>> start

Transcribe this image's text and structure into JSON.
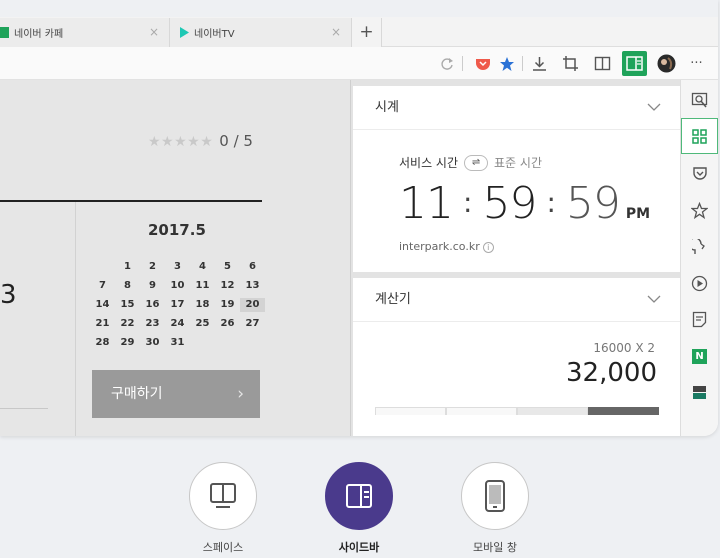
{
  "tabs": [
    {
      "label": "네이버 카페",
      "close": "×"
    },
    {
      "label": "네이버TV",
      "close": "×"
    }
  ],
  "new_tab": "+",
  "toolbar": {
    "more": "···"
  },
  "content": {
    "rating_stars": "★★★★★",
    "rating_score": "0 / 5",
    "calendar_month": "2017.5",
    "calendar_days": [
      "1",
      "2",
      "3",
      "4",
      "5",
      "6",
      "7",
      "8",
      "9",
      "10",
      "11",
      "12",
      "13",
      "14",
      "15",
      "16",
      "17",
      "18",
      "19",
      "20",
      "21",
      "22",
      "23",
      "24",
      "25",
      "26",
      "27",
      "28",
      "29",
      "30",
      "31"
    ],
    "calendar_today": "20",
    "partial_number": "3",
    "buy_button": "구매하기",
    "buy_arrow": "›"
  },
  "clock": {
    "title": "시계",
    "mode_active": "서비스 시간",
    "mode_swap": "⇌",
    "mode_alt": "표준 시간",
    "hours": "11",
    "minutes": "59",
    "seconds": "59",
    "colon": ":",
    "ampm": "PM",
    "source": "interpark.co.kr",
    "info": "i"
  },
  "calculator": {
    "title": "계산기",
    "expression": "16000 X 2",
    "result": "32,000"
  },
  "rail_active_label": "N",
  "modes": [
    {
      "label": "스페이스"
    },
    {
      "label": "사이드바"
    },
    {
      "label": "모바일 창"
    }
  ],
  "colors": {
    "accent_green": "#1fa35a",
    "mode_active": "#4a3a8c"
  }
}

>> end

- _The task_: Pictures don't belong in the copy. Transcribe every record exactly as it appears.

- _Answer_:
Transcribe this image's text and structure into JSON.
{
  "tabs": [
    {
      "label": "네이버 카페",
      "close": "×"
    },
    {
      "label": "네이버TV",
      "close": "×"
    }
  ],
  "new_tab": "+",
  "toolbar": {
    "more": "···"
  },
  "content": {
    "rating_stars": "★★★★★",
    "rating_score": "0 / 5",
    "calendar_month": "2017.5",
    "calendar_days": [
      "1",
      "2",
      "3",
      "4",
      "5",
      "6",
      "7",
      "8",
      "9",
      "10",
      "11",
      "12",
      "13",
      "14",
      "15",
      "16",
      "17",
      "18",
      "19",
      "20",
      "21",
      "22",
      "23",
      "24",
      "25",
      "26",
      "27",
      "28",
      "29",
      "30",
      "31"
    ],
    "calendar_today": "20",
    "partial_number": "3",
    "buy_button": "구매하기",
    "buy_arrow": "›"
  },
  "clock": {
    "title": "시계",
    "mode_active": "서비스 시간",
    "mode_swap": "⇌",
    "mode_alt": "표준 시간",
    "hours": "11",
    "minutes": "59",
    "seconds": "59",
    "colon": ":",
    "ampm": "PM",
    "source": "interpark.co.kr",
    "info": "i"
  },
  "calculator": {
    "title": "계산기",
    "expression": "16000 X 2",
    "result": "32,000"
  },
  "rail_active_label": "N",
  "modes": [
    {
      "label": "스페이스"
    },
    {
      "label": "사이드바"
    },
    {
      "label": "모바일 창"
    }
  ],
  "colors": {
    "accent_green": "#1fa35a",
    "mode_active": "#4a3a8c"
  }
}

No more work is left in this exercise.